- _WHAT THIS TASK INVOLVES_
From the listing below, extract each entry exactly as written, minus the images.

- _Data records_
---

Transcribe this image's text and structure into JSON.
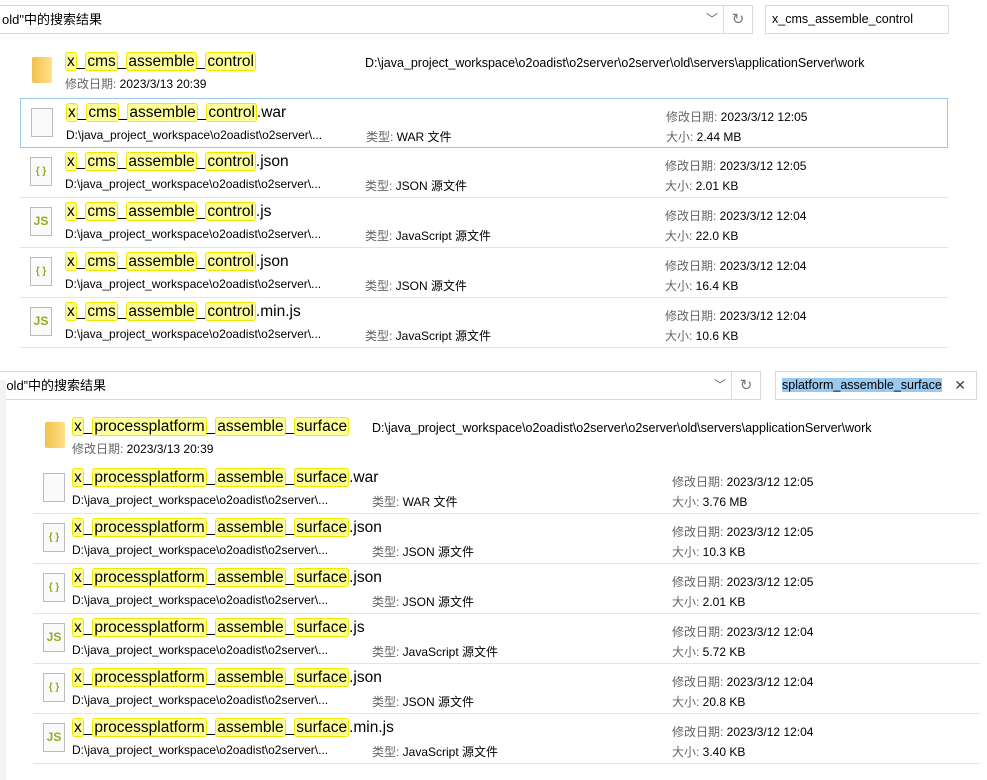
{
  "labels": {
    "date": "修改日期: ",
    "size": "大小: ",
    "type": "类型: "
  },
  "top": {
    "address": "old\"中的搜索结果",
    "search": "x_cms_assemble_control",
    "folder": {
      "parts": [
        "x",
        "cms",
        "assemble",
        "control"
      ],
      "date": "2023/3/13 20:39",
      "path": "D:\\java_project_workspace\\o2oadist\\o2server\\o2server\\old\\servers\\applicationServer\\work"
    },
    "items": [
      {
        "parts": [
          "x",
          "cms",
          "assemble",
          "control"
        ],
        "ext": ".war",
        "icon": "file",
        "path": "D:\\java_project_workspace\\o2oadist\\o2server\\...",
        "type": "WAR 文件",
        "date": "2023/3/12 12:05",
        "size": "2.44 MB"
      },
      {
        "parts": [
          "x",
          "cms",
          "assemble",
          "control"
        ],
        "ext": ".json",
        "icon": "json",
        "path": "D:\\java_project_workspace\\o2oadist\\o2server\\...",
        "type": "JSON 源文件",
        "date": "2023/3/12 12:05",
        "size": "2.01 KB"
      },
      {
        "parts": [
          "x",
          "cms",
          "assemble",
          "control"
        ],
        "ext": ".js",
        "icon": "js",
        "path": "D:\\java_project_workspace\\o2oadist\\o2server\\...",
        "type": "JavaScript 源文件",
        "date": "2023/3/12 12:04",
        "size": "22.0 KB"
      },
      {
        "parts": [
          "x",
          "cms",
          "assemble",
          "control"
        ],
        "ext": ".json",
        "icon": "json",
        "path": "D:\\java_project_workspace\\o2oadist\\o2server\\...",
        "type": "JSON 源文件",
        "date": "2023/3/12 12:04",
        "size": "16.4 KB"
      },
      {
        "parts": [
          "x",
          "cms",
          "assemble",
          "control"
        ],
        "ext": ".min.js",
        "icon": "js",
        "path": "D:\\java_project_workspace\\o2oadist\\o2server\\...",
        "type": "JavaScript 源文件",
        "date": "2023/3/12 12:04",
        "size": "10.6 KB"
      }
    ]
  },
  "bottom": {
    "address": "“old”中的搜索结果",
    "search": "splatform_assemble_surface",
    "folder": {
      "parts": [
        "x",
        "processplatform",
        "assemble",
        "surface"
      ],
      "date": "2023/3/13 20:39",
      "path": "D:\\java_project_workspace\\o2oadist\\o2server\\o2server\\old\\servers\\applicationServer\\work"
    },
    "items": [
      {
        "parts": [
          "x",
          "processplatform",
          "assemble",
          "surface"
        ],
        "ext": ".war",
        "icon": "file",
        "path": "D:\\java_project_workspace\\o2oadist\\o2server\\...",
        "type": "WAR 文件",
        "date": "2023/3/12 12:05",
        "size": "3.76 MB"
      },
      {
        "parts": [
          "x",
          "processplatform",
          "assemble",
          "surface"
        ],
        "ext": ".json",
        "icon": "json",
        "path": "D:\\java_project_workspace\\o2oadist\\o2server\\...",
        "type": "JSON 源文件",
        "date": "2023/3/12 12:05",
        "size": "10.3 KB"
      },
      {
        "parts": [
          "x",
          "processplatform",
          "assemble",
          "surface"
        ],
        "ext": ".json",
        "icon": "json",
        "path": "D:\\java_project_workspace\\o2oadist\\o2server\\...",
        "type": "JSON 源文件",
        "date": "2023/3/12 12:05",
        "size": "2.01 KB"
      },
      {
        "parts": [
          "x",
          "processplatform",
          "assemble",
          "surface"
        ],
        "ext": ".js",
        "icon": "js",
        "path": "D:\\java_project_workspace\\o2oadist\\o2server\\...",
        "type": "JavaScript 源文件",
        "date": "2023/3/12 12:04",
        "size": "5.72 KB"
      },
      {
        "parts": [
          "x",
          "processplatform",
          "assemble",
          "surface"
        ],
        "ext": ".json",
        "icon": "json",
        "path": "D:\\java_project_workspace\\o2oadist\\o2server\\...",
        "type": "JSON 源文件",
        "date": "2023/3/12 12:04",
        "size": "20.8 KB"
      },
      {
        "parts": [
          "x",
          "processplatform",
          "assemble",
          "surface"
        ],
        "ext": ".min.js",
        "icon": "js",
        "path": "D:\\java_project_workspace\\o2oadist\\o2server\\...",
        "type": "JavaScript 源文件",
        "date": "2023/3/12 12:04",
        "size": "3.40 KB"
      }
    ]
  }
}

---

- _RESPONSE TO THIS EXERCISE_
Transcribe this image's text and structure into JSON.
{
  "labels": {
    "date": "修改日期: ",
    "size": "大小: ",
    "type": "类型: "
  },
  "top": {
    "address": "old\"中的搜索结果",
    "search": "x_cms_assemble_control",
    "folder": {
      "parts": [
        "x",
        "cms",
        "assemble",
        "control"
      ],
      "date": "2023/3/13 20:39",
      "path": "D:\\java_project_workspace\\o2oadist\\o2server\\o2server\\old\\servers\\applicationServer\\work"
    },
    "items": [
      {
        "parts": [
          "x",
          "cms",
          "assemble",
          "control"
        ],
        "ext": ".war",
        "icon": "file",
        "path": "D:\\java_project_workspace\\o2oadist\\o2server\\...",
        "type": "WAR 文件",
        "date": "2023/3/12 12:05",
        "size": "2.44 MB"
      },
      {
        "parts": [
          "x",
          "cms",
          "assemble",
          "control"
        ],
        "ext": ".json",
        "icon": "json",
        "path": "D:\\java_project_workspace\\o2oadist\\o2server\\...",
        "type": "JSON 源文件",
        "date": "2023/3/12 12:05",
        "size": "2.01 KB"
      },
      {
        "parts": [
          "x",
          "cms",
          "assemble",
          "control"
        ],
        "ext": ".js",
        "icon": "js",
        "path": "D:\\java_project_workspace\\o2oadist\\o2server\\...",
        "type": "JavaScript 源文件",
        "date": "2023/3/12 12:04",
        "size": "22.0 KB"
      },
      {
        "parts": [
          "x",
          "cms",
          "assemble",
          "control"
        ],
        "ext": ".json",
        "icon": "json",
        "path": "D:\\java_project_workspace\\o2oadist\\o2server\\...",
        "type": "JSON 源文件",
        "date": "2023/3/12 12:04",
        "size": "16.4 KB"
      },
      {
        "parts": [
          "x",
          "cms",
          "assemble",
          "control"
        ],
        "ext": ".min.js",
        "icon": "js",
        "path": "D:\\java_project_workspace\\o2oadist\\o2server\\...",
        "type": "JavaScript 源文件",
        "date": "2023/3/12 12:04",
        "size": "10.6 KB"
      }
    ]
  },
  "bottom": {
    "address": "“old”中的搜索结果",
    "search": "splatform_assemble_surface",
    "folder": {
      "parts": [
        "x",
        "processplatform",
        "assemble",
        "surface"
      ],
      "date": "2023/3/13 20:39",
      "path": "D:\\java_project_workspace\\o2oadist\\o2server\\o2server\\old\\servers\\applicationServer\\work"
    },
    "items": [
      {
        "parts": [
          "x",
          "processplatform",
          "assemble",
          "surface"
        ],
        "ext": ".war",
        "icon": "file",
        "path": "D:\\java_project_workspace\\o2oadist\\o2server\\...",
        "type": "WAR 文件",
        "date": "2023/3/12 12:05",
        "size": "3.76 MB"
      },
      {
        "parts": [
          "x",
          "processplatform",
          "assemble",
          "surface"
        ],
        "ext": ".json",
        "icon": "json",
        "path": "D:\\java_project_workspace\\o2oadist\\o2server\\...",
        "type": "JSON 源文件",
        "date": "2023/3/12 12:05",
        "size": "10.3 KB"
      },
      {
        "parts": [
          "x",
          "processplatform",
          "assemble",
          "surface"
        ],
        "ext": ".json",
        "icon": "json",
        "path": "D:\\java_project_workspace\\o2oadist\\o2server\\...",
        "type": "JSON 源文件",
        "date": "2023/3/12 12:05",
        "size": "2.01 KB"
      },
      {
        "parts": [
          "x",
          "processplatform",
          "assemble",
          "surface"
        ],
        "ext": ".js",
        "icon": "js",
        "path": "D:\\java_project_workspace\\o2oadist\\o2server\\...",
        "type": "JavaScript 源文件",
        "date": "2023/3/12 12:04",
        "size": "5.72 KB"
      },
      {
        "parts": [
          "x",
          "processplatform",
          "assemble",
          "surface"
        ],
        "ext": ".json",
        "icon": "json",
        "path": "D:\\java_project_workspace\\o2oadist\\o2server\\...",
        "type": "JSON 源文件",
        "date": "2023/3/12 12:04",
        "size": "20.8 KB"
      },
      {
        "parts": [
          "x",
          "processplatform",
          "assemble",
          "surface"
        ],
        "ext": ".min.js",
        "icon": "js",
        "path": "D:\\java_project_workspace\\o2oadist\\o2server\\...",
        "type": "JavaScript 源文件",
        "date": "2023/3/12 12:04",
        "size": "3.40 KB"
      }
    ]
  }
}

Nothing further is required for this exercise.